## BEGIN MATERIAL FOR THIS TASK

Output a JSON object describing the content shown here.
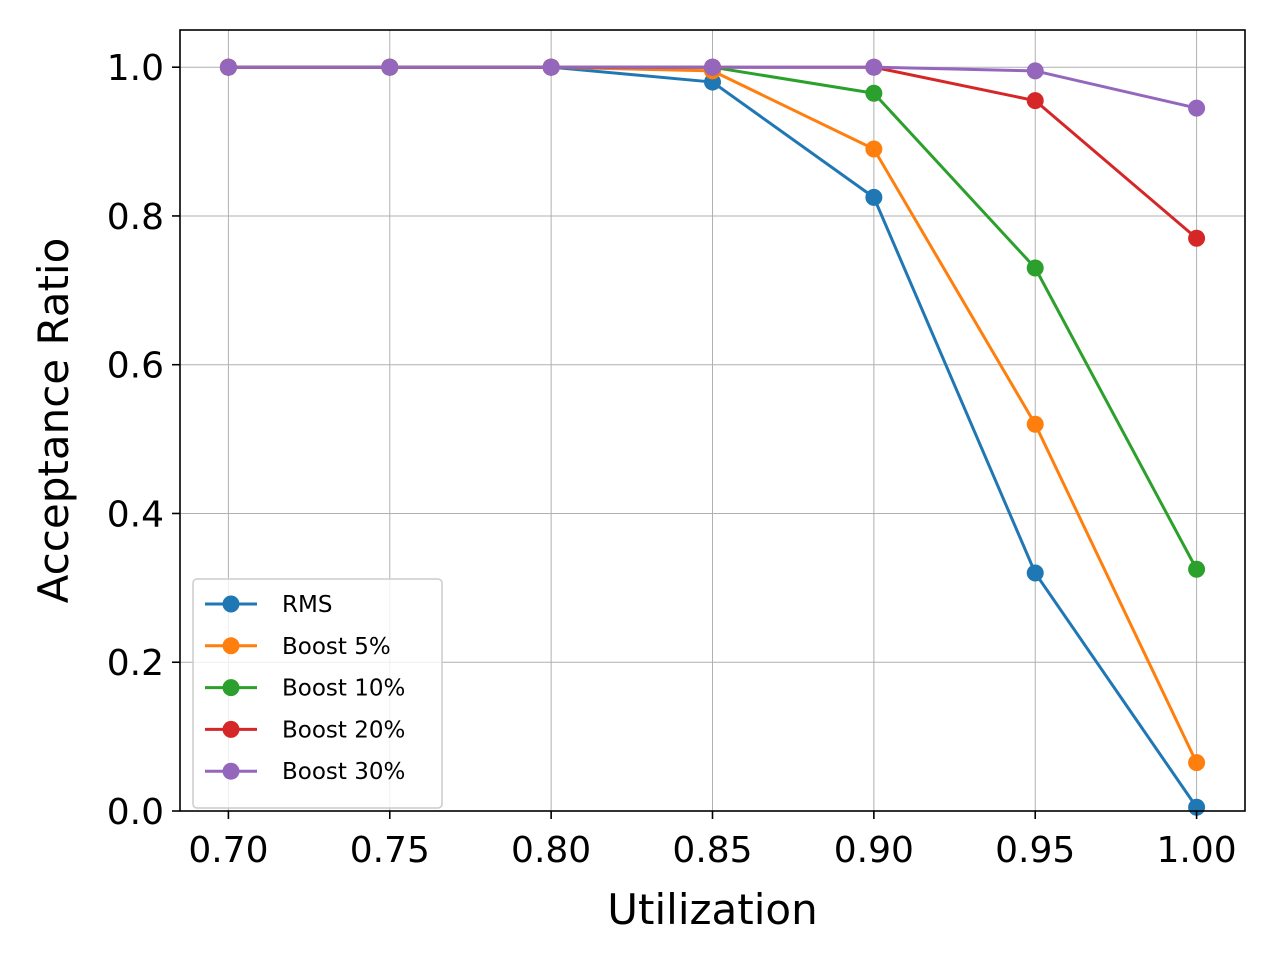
{
  "chart_data": {
    "type": "line",
    "title": "",
    "xlabel": "Utilization",
    "ylabel": "Acceptance Ratio",
    "x": [
      0.7,
      0.75,
      0.8,
      0.85,
      0.9,
      0.95,
      1.0
    ],
    "x_tick_labels": [
      "0.70",
      "0.75",
      "0.80",
      "0.85",
      "0.90",
      "0.95",
      "1.00"
    ],
    "y_ticks": [
      0.0,
      0.2,
      0.4,
      0.6,
      0.8,
      1.0
    ],
    "y_tick_labels": [
      "0.0",
      "0.2",
      "0.4",
      "0.6",
      "0.8",
      "1.0"
    ],
    "xlim": [
      0.685,
      1.015
    ],
    "ylim": [
      0.0,
      1.05
    ],
    "grid": true,
    "legend_position": "lower-left",
    "series": [
      {
        "name": "RMS",
        "color": "#1f77b4",
        "values": [
          1.0,
          1.0,
          1.0,
          0.98,
          0.825,
          0.32,
          0.005
        ]
      },
      {
        "name": "Boost 5%",
        "color": "#ff7f0e",
        "values": [
          1.0,
          1.0,
          1.0,
          0.995,
          0.89,
          0.52,
          0.065
        ]
      },
      {
        "name": "Boost 10%",
        "color": "#2ca02c",
        "values": [
          1.0,
          1.0,
          1.0,
          1.0,
          0.965,
          0.73,
          0.325
        ]
      },
      {
        "name": "Boost 20%",
        "color": "#d62728",
        "values": [
          1.0,
          1.0,
          1.0,
          1.0,
          1.0,
          0.955,
          0.77
        ]
      },
      {
        "name": "Boost 30%",
        "color": "#9467bd",
        "values": [
          1.0,
          1.0,
          1.0,
          1.0,
          1.0,
          0.995,
          0.945
        ]
      }
    ]
  }
}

## END MATERIAL FOR THIS TASK

**SET EXERCISE**
Could you repeat all of the material exactly? Pictures should not be copied.

**FINAL RESULT**
Output a JSON object describing the content shown here.
{
  "chart_data": {
    "type": "line",
    "title": "",
    "xlabel": "Utilization",
    "ylabel": "Acceptance Ratio",
    "x": [
      0.7,
      0.75,
      0.8,
      0.85,
      0.9,
      0.95,
      1.0
    ],
    "x_tick_labels": [
      "0.70",
      "0.75",
      "0.80",
      "0.85",
      "0.90",
      "0.95",
      "1.00"
    ],
    "y_ticks": [
      0.0,
      0.2,
      0.4,
      0.6,
      0.8,
      1.0
    ],
    "y_tick_labels": [
      "0.0",
      "0.2",
      "0.4",
      "0.6",
      "0.8",
      "1.0"
    ],
    "xlim": [
      0.685,
      1.015
    ],
    "ylim": [
      0.0,
      1.05
    ],
    "grid": true,
    "legend_position": "lower-left",
    "series": [
      {
        "name": "RMS",
        "color": "#1f77b4",
        "values": [
          1.0,
          1.0,
          1.0,
          0.98,
          0.825,
          0.32,
          0.005
        ]
      },
      {
        "name": "Boost 5%",
        "color": "#ff7f0e",
        "values": [
          1.0,
          1.0,
          1.0,
          0.995,
          0.89,
          0.52,
          0.065
        ]
      },
      {
        "name": "Boost 10%",
        "color": "#2ca02c",
        "values": [
          1.0,
          1.0,
          1.0,
          1.0,
          0.965,
          0.73,
          0.325
        ]
      },
      {
        "name": "Boost 20%",
        "color": "#d62728",
        "values": [
          1.0,
          1.0,
          1.0,
          1.0,
          1.0,
          0.955,
          0.77
        ]
      },
      {
        "name": "Boost 30%",
        "color": "#9467bd",
        "values": [
          1.0,
          1.0,
          1.0,
          1.0,
          1.0,
          0.995,
          0.945
        ]
      }
    ]
  }
}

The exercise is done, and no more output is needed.